Written exercise: Tally the lines that include "Namespaces". Output the number only.

⁂

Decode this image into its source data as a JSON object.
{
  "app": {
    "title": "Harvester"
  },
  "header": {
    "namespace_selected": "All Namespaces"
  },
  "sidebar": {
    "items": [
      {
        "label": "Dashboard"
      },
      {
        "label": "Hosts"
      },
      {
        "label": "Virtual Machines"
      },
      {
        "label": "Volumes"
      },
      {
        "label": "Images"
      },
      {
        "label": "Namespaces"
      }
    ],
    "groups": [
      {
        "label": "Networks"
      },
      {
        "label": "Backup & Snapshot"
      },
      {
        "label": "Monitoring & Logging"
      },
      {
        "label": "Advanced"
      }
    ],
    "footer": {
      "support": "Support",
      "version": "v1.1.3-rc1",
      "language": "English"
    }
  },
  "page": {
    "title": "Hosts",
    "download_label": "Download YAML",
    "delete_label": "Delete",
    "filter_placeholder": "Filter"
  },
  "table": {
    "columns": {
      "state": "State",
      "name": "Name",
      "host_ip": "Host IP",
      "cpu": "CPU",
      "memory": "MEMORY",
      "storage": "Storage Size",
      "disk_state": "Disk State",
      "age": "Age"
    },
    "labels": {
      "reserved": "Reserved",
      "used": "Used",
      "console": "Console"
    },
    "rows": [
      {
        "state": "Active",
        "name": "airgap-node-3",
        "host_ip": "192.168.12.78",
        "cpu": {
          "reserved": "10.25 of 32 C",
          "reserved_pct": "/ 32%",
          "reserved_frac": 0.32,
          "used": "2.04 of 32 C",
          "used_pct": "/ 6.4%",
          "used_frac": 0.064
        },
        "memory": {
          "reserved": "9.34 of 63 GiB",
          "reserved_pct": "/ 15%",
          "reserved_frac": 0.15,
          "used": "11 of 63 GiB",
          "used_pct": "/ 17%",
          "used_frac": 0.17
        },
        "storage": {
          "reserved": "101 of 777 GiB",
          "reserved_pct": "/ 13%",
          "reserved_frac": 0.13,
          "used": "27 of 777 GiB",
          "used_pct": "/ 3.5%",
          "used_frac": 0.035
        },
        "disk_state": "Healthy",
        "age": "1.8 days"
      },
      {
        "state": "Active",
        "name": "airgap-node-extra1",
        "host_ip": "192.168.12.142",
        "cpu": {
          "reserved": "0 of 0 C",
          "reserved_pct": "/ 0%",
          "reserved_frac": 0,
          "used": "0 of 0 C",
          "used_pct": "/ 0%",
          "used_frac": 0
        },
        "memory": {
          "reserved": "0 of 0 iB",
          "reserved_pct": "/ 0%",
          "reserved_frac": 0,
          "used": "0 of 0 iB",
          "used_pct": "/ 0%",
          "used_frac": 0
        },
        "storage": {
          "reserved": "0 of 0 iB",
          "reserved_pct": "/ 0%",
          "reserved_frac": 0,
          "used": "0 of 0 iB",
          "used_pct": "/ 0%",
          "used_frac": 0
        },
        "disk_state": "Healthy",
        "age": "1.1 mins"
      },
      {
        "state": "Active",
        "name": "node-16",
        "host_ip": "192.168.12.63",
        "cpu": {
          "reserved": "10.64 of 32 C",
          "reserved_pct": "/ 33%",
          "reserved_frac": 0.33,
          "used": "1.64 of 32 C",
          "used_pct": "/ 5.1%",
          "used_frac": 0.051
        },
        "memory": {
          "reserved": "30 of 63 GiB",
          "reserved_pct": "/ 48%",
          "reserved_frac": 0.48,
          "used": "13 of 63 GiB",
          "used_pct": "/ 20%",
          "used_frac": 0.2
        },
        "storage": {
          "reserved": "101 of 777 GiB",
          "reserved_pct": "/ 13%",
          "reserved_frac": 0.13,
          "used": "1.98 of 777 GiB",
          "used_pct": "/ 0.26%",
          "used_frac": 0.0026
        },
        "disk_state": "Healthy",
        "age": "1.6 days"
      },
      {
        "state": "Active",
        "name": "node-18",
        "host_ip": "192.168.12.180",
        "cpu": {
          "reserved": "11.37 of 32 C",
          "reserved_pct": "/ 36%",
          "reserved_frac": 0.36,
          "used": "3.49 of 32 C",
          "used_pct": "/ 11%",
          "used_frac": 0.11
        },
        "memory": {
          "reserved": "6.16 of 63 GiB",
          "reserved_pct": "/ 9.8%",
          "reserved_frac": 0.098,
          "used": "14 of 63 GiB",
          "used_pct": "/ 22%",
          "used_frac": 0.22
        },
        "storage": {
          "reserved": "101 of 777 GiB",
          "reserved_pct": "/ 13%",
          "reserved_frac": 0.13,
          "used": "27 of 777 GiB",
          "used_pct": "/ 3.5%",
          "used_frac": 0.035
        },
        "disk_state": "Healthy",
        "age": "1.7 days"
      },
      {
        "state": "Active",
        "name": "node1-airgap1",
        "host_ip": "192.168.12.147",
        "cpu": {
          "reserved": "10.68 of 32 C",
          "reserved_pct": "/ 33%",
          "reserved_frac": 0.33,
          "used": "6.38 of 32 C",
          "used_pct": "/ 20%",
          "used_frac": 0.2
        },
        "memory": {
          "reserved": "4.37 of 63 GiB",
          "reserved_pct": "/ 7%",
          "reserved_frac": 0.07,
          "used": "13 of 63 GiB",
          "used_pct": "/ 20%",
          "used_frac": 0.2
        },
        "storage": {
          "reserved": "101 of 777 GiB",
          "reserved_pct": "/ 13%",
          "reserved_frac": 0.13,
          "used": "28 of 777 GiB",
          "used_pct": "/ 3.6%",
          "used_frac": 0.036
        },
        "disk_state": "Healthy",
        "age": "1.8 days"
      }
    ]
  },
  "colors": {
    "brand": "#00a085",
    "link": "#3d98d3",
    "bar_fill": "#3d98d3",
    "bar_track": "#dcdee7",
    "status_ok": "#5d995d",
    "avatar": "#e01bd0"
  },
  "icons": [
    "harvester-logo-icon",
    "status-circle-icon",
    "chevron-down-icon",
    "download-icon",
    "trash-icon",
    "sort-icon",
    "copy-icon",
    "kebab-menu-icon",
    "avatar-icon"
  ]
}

⁂

Full solution: 2